* _DESCRIPTION OF THE TASK_
Convert each row below into a JSON list of strings, one string per line and no blank lines. Leave the pictures out.

##### EXERCISE INPUT #####

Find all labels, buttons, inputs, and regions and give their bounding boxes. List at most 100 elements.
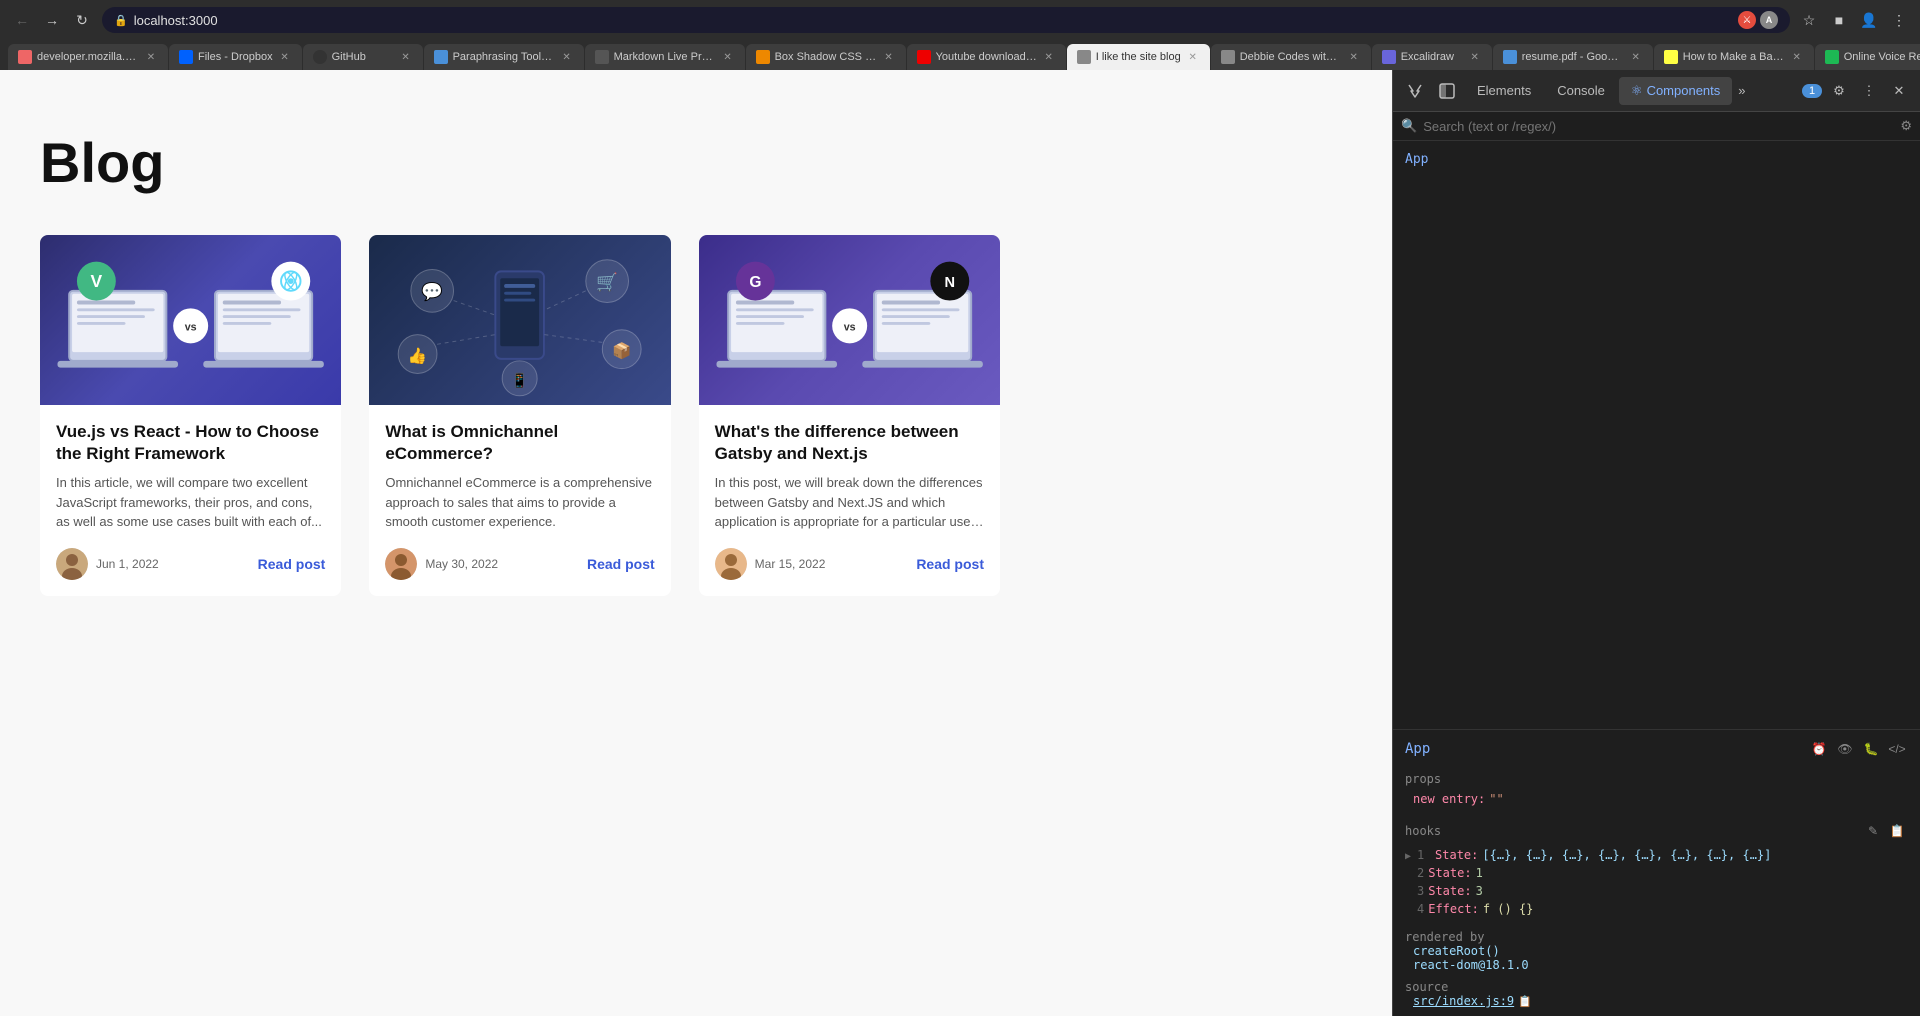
svg-text:📱: 📱 [512, 372, 529, 388]
tab-favicon-youtube [917, 50, 931, 64]
devtools-tab-components[interactable]: ⚛Components [1619, 77, 1732, 105]
dt-inspector-code-icon[interactable]: </> [1886, 738, 1908, 760]
tab-close-paraphrase[interactable]: ✕ [560, 50, 574, 64]
devtools-right-controls: 1 ⚙ ⋮ ✕ [1802, 78, 1912, 104]
dt-hook-value-4: f () {} [1483, 902, 1534, 916]
tab-excalidraw[interactable]: Excalidraw ✕ [1372, 44, 1492, 70]
devtools-content: App [1393, 141, 1920, 729]
tab-close-markdown[interactable]: ✕ [721, 50, 735, 64]
tab-siteblog[interactable]: I like the site blog ✕ [1067, 44, 1210, 70]
tab-howto[interactable]: How to Make a Bac… ✕ [1654, 44, 1814, 70]
extensions-icon[interactable]: ■ [1826, 7, 1852, 33]
dt-inspector-time-icon[interactable]: ⏰ [1808, 738, 1830, 760]
tab-close-siteblog[interactable]: ✕ [1186, 50, 1200, 64]
menu-icon[interactable]: ⋮ [1886, 7, 1912, 33]
tab-label-github: GitHub [332, 51, 394, 63]
card-body-2: What is Omnichannel eCommerce? Omnichann… [369, 405, 670, 596]
devtools-settings-button[interactable]: ⚙ [1826, 78, 1852, 104]
address-bar[interactable]: 🔒 localhost:3000 ⚔ A [102, 7, 1790, 33]
tab-close-howto[interactable]: ✕ [1790, 50, 1804, 64]
tab-close-boxshadow[interactable]: ✕ [882, 50, 896, 64]
tab-close-resume[interactable]: ✕ [1629, 50, 1643, 64]
tab-paraphrase[interactable]: Paraphrasing Tool |… ✕ [424, 44, 584, 70]
card-body-3: What's the difference between Gatsby and… [699, 405, 1000, 596]
card-svg-2: 💬 🛒 👍 📦 📱 [369, 235, 670, 405]
card-title-2: What is Omnichannel eCommerce? [385, 421, 654, 465]
tab-close-excalidraw[interactable]: ✕ [1468, 50, 1482, 64]
devtools-badge: 1 [1802, 84, 1822, 98]
tab-favicon-github [313, 50, 327, 64]
tab-youtube[interactable]: Youtube download… ✕ [907, 44, 1066, 70]
dt-hook-value-3: 3 [1476, 884, 1483, 898]
devtools-close-button[interactable]: ✕ [1886, 78, 1912, 104]
dt-source-value[interactable]: src/index.js:9 [1405, 994, 1514, 1008]
browser-right-icons: ☆ ■ 👤 ⋮ [1796, 7, 1912, 33]
tab-favicon-siteblog [1077, 50, 1091, 64]
tab-close-mozilla[interactable]: ✕ [144, 50, 158, 64]
devtools-tab-elements[interactable]: Elements [1465, 77, 1543, 104]
bookmarks-icon[interactable]: ☆ [1796, 7, 1822, 33]
forward-button[interactable]: → [38, 6, 66, 34]
tab-dropbox[interactable]: Files - Dropbox ✕ [169, 44, 302, 70]
read-post-link-2[interactable]: Read post [587, 556, 655, 572]
dt-inspector-eye-icon[interactable]: 👁 [1834, 738, 1856, 760]
dt-props-section: props new entry: "" [1393, 768, 1920, 816]
devtools-tab-console[interactable]: Console [1545, 77, 1617, 104]
tab-favicon-mozilla [18, 50, 32, 64]
dt-expand-arrow-1[interactable]: ▶ [1405, 851, 1411, 862]
card-excerpt-2: Omnichannel eCommerce is a comprehensive… [385, 473, 654, 532]
dt-hook-num-1: 1 [1417, 848, 1431, 862]
profile-icon[interactable]: 👤 [1856, 7, 1882, 33]
dt-hooks-edit-icon[interactable]: ✎ [1862, 820, 1884, 842]
dt-hook-row-3: 3 State: 3 [1393, 882, 1920, 900]
dt-source-copy-icon[interactable]: 📋 [1518, 995, 1532, 1008]
browser-toolbar: ← → ↻ 🔒 localhost:3000 ⚔ A ☆ ■ 👤 ⋮ [0, 0, 1920, 40]
svg-text:🛒: 🛒 [597, 272, 619, 292]
devtools-dock-button[interactable] [1433, 77, 1461, 105]
reload-button[interactable]: ↻ [68, 6, 96, 34]
tab-label-howto: How to Make a Bac… [1683, 51, 1785, 63]
dt-hook-type-3: State: [1428, 884, 1471, 898]
tab-label-markdown: Markdown Live Pre… [614, 51, 716, 63]
author-avatar-3 [715, 548, 747, 580]
tab-mozilla[interactable]: developer.mozilla.org ✕ [8, 44, 168, 70]
read-post-link-1[interactable]: Read post [258, 556, 326, 572]
tab-close-dropbox[interactable]: ✕ [278, 50, 292, 64]
card-date-1: Jun 1, 2022 [96, 557, 159, 571]
tab-close-youtube[interactable]: ✕ [1042, 50, 1056, 64]
tab-github[interactable]: GitHub ✕ [303, 44, 423, 70]
search-settings-icon[interactable]: ⚙ [1900, 118, 1912, 134]
tab-favicon-howto [1664, 50, 1678, 64]
dt-tree-app[interactable]: App [1393, 149, 1920, 170]
devtools-search-input[interactable] [1423, 119, 1894, 134]
tab-resume[interactable]: resume.pdf - Googl… ✕ [1493, 44, 1653, 70]
tab-close-debbie[interactable]: ✕ [1347, 50, 1361, 64]
read-post-link-3[interactable]: Read post [916, 556, 984, 572]
tab-voicerec[interactable]: Online Voice Recor… ✕ [1815, 44, 1920, 70]
tab-favicon-dropbox [179, 50, 193, 64]
tab-boxshadow[interactable]: Box Shadow CSS G… ✕ [746, 44, 906, 70]
devtools-tab-more[interactable]: » [1734, 77, 1749, 104]
tab-close-github[interactable]: ✕ [399, 50, 413, 64]
back-button[interactable]: ← [8, 6, 36, 34]
dt-rendered-by-createroot: createRoot() [1405, 944, 1908, 958]
dt-rendered-by-reactdom: react-dom@18.1.0 [1405, 958, 1908, 972]
dt-hooks-copy-icon[interactable]: 📋 [1886, 820, 1908, 842]
tab-debbie[interactable]: Debbie Codes with… ✕ [1211, 44, 1371, 70]
author-avatar-1 [56, 548, 88, 580]
blog-card-3: G vs N [699, 235, 1000, 596]
dt-inspector-header: App ⏰ 👁 🐛 </> [1393, 730, 1920, 768]
tab-markdown[interactable]: Markdown Live Pre… ✕ [585, 44, 745, 70]
devtools-inspect-button[interactable] [1401, 77, 1429, 105]
card-image-3: G vs N [699, 235, 1000, 405]
main-layout: Blog [0, 70, 1920, 1016]
nav-buttons: ← → ↻ [8, 6, 96, 34]
dt-inspector-bug-icon[interactable]: 🐛 [1860, 738, 1882, 760]
reader-icon: A [1760, 11, 1778, 29]
dt-source-label: source [1405, 980, 1908, 994]
devtools-more-button[interactable]: ⋮ [1856, 78, 1882, 104]
tab-label-paraphrase: Paraphrasing Tool |… [453, 51, 555, 63]
tab-label-debbie: Debbie Codes with… [1240, 51, 1342, 63]
svg-text:👍: 👍 [408, 346, 427, 365]
card-svg-1: V vs [40, 235, 341, 405]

#####

* _RESULT_
[
  "Find all labels, buttons, inputs, and regions and give their bounding boxes. List at most 100 elements.",
  "svg-text:📱: 📱 [512, 372, 529, 388]",
  "tab-favicon-youtube [917, 50, 931, 64]",
  "devtools-tab-components[interactable]: ⚛Components [1619, 77, 1732, 105]",
  "dt-inspector-code-icon[interactable]: </> [1886, 738, 1908, 760]",
  "tab-close-paraphrase[interactable]: ✕ [560, 50, 574, 64]",
  "devtools-right-controls: 1 ⚙ ⋮ ✕ [1802, 78, 1912, 104]",
  "dt-hook-value-4: f () {} [1483, 902, 1534, 916]",
  "tab-excalidraw[interactable]: Excalidraw ✕ [1372, 44, 1492, 70]",
  "devtools-content: App [1393, 141, 1920, 729]",
  "tab-close-markdown[interactable]: ✕ [721, 50, 735, 64]",
  "tab-siteblog[interactable]: I like the site blog ✕ [1067, 44, 1210, 70]",
  "tab-howto[interactable]: How to Make a Bac… ✕ [1654, 44, 1814, 70]",
  "extensions-icon[interactable]: ■ [1826, 7, 1852, 33]",
  "dt-inspector-time-icon[interactable]: ⏰ [1808, 738, 1830, 760]",
  "tab-close-siteblog[interactable]: ✕ [1186, 50, 1200, 64]",
  "menu-icon[interactable]: ⋮ [1886, 7, 1912, 33]",
  "tab-label-github: GitHub [332, 51, 394, 63]",
  "card-body-2: What is Omnichannel eCommerce? Omnichann… [369, 405, 670, 596]",
  "devtools-settings-button[interactable]: ⚙ [1826, 78, 1852, 104]",
  "address-bar[interactable]: 🔒 localhost:3000 ⚔ A [102, 7, 1790, 33]",
  "tab-close-howto[interactable]: ✕ [1790, 50, 1804, 64]",
  "tab-close-boxshadow[interactable]: ✕ [882, 50, 896, 64]",
  "tab-close-resume[interactable]: ✕ [1629, 50, 1643, 64]",
  "tab-paraphrase[interactable]: Paraphrasing Tool |… ✕ [424, 44, 584, 70]",
  "card-body-3: What's the difference between Gatsby and… [699, 405, 1000, 596]",
  "card-svg-2: 💬 🛒 👍 📦 📱 [369, 235, 670, 405]",
  "card-title-2: What is Omnichannel eCommerce? [385, 421, 654, 465]",
  "tab-close-excalidraw[interactable]: ✕ [1468, 50, 1482, 64]",
  "devtools-badge: 1 [1802, 84, 1822, 98]",
  "tab-favicon-github [313, 50, 327, 64]",
  "tab-youtube[interactable]: Youtube download… ✕ [907, 44, 1066, 70]",
  "dt-hook-value-3: 3 [1476, 884, 1483, 898]",
  "devtools-close-button[interactable]: ✕ [1886, 78, 1912, 104]",
  "dt-source-value[interactable]: src/index.js:9 [1405, 994, 1514, 1008]",
  "browser-right-icons: ☆ ■ 👤 ⋮ [1796, 7, 1912, 33]",
  "tab-favicon-siteblog [1077, 50, 1091, 64]",
  "tab-close-mozilla[interactable]: ✕ [144, 50, 158, 64]",
  "devtools-tab-elements[interactable]: Elements [1465, 77, 1543, 104]",
  "bookmarks-icon[interactable]: ☆ [1796, 7, 1822, 33]",
  "forward-button[interactable]: → [38, 6, 66, 34]",
  "tab-dropbox[interactable]: Files - Dropbox ✕ [169, 44, 302, 70]",
  "read-post-link-2[interactable]: Read post [587, 556, 655, 572]",
  "dt-inspector-eye-icon[interactable]: 👁 [1834, 738, 1856, 760]",
  "dt-props-section: props new entry: \"\" [1393, 768, 1920, 816]",
  "devtools-tab-console[interactable]: Console [1545, 77, 1617, 104]",
  "tab-favicon-mozilla [18, 50, 32, 64]",
  "dt-expand-arrow-1[interactable]: ▶ [1405, 851, 1411, 862]",
  "card-excerpt-2: Omnichannel eCommerce is a comprehensive… [385, 473, 654, 532]",
  "dt-hook-num-1: 1 [1417, 848, 1431, 862]",
  "profile-icon[interactable]: 👤 [1856, 7, 1882, 33]",
  "dt-hooks-edit-icon[interactable]: ✎ [1862, 820, 1884, 842]",
  "dt-hook-row-3: 3 State: 3 [1393, 882, 1920, 900]",
  "dt-source-copy-icon[interactable]: 📋 [1518, 995, 1532, 1008]",
  "browser-toolbar: ← → ↻ 🔒 localhost:3000 ⚔ A ☆ ■ 👤 ⋮ [0, 0, 1920, 40]",
  "svg-text:🛒: 🛒 [597, 272, 619, 292]",
  "devtools-dock-button[interactable] [1433, 77, 1461, 105]",
  "reload-button[interactable]: ↻ [68, 6, 96, 34]",
  "tab-label-howto: How to Make a Bac… [1683, 51, 1785, 63]",
  "dt-hook-type-3: State: [1428, 884, 1471, 898]",
  "tab-label-markdown: Markdown Live Pre… [614, 51, 716, 63]",
  "author-avatar-3 [715, 548, 747, 580]",
  "tab-mozilla[interactable]: developer.mozilla.org ✕ [8, 44, 168, 70]",
  "read-post-link-1[interactable]: Read post [258, 556, 326, 572]",
  "tab-close-dropbox[interactable]: ✕ [278, 50, 292, 64]",
  "card-date-1: Jun 1, 2022 [96, 557, 159, 571]",
  "tab-close-youtube[interactable]: ✕ [1042, 50, 1056, 64]",
  "tab-github[interactable]: GitHub ✕ [303, 44, 423, 70]",
  "search-settings-icon[interactable]: ⚙ [1900, 118, 1912, 134]",
  "tab-favicon-howto [1664, 50, 1678, 64]",
  "dt-tree-app[interactable]: App [1393, 149, 1920, 170]",
  "devtools-search-input[interactable] [1423, 119, 1894, 134]",
  "tab-resume[interactable]: resume.pdf - Googl… ✕ [1493, 44, 1653, 70]",
  "tab-close-debbie[interactable]: ✕ [1347, 50, 1361, 64]",
  "read-post-link-3[interactable]: Read post [916, 556, 984, 572]",
  "tab-voicerec[interactable]: Online Voice Recor… ✕ [1815, 44, 1920, 70]",
  "tab-favicon-dropbox [179, 50, 193, 64]",
  "tab-boxshadow[interactable]: Box Shadow CSS G… ✕ [746, 44, 906, 70]",
  "devtools-tab-more[interactable]: » [1734, 77, 1749, 104]",
  "tab-close-github[interactable]: ✕ [399, 50, 413, 64]",
  "back-button[interactable]: ← [8, 6, 36, 34]",
  "dt-rendered-by-createroot: createRoot() [1405, 944, 1908, 958]",
  "dt-rendered-by-reactdom: react-dom@18.1.0 [1405, 958, 1908, 972]",
  "dt-hooks-copy-icon[interactable]: 📋 [1886, 820, 1908, 842]",
  "tab-debbie[interactable]: Debbie Codes with… ✕ [1211, 44, 1371, 70]",
  "author-avatar-1 [56, 548, 88, 580]",
  "blog-card-3: G vs N [699, 235, 1000, 596]",
  "dt-inspector-header: App ⏰ 👁 🐛 </> [1393, 730, 1920, 768]",
  "tab-markdown[interactable]: Markdown Live Pre… ✕ [585, 44, 745, 70]",
  "devtools-inspect-button[interactable] [1401, 77, 1429, 105]",
  "card-image-3: G vs N [699, 235, 1000, 405]",
  "main-layout: Blog [0, 70, 1920, 1016]",
  "nav-buttons: ← → ↻ [8, 6, 96, 34]",
  "dt-inspector-bug-icon[interactable]: 🐛 [1860, 738, 1882, 760]",
  "reader-icon: A [1760, 11, 1778, 29]",
  "dt-source-label: source [1405, 980, 1908, 994]",
  "devtools-more-button[interactable]: ⋮ [1856, 78, 1882, 104]",
  "tab-label-paraphrase: Paraphrasing Tool |… [453, 51, 555, 63]",
  "tab-label-debbie: Debbie Codes with… [1240, 51, 1342, 63]",
  "svg-text:👍: 👍 [408, 346, 427, 365]",
  "card-svg-1: V vs [40, 235, 341, 405]"
]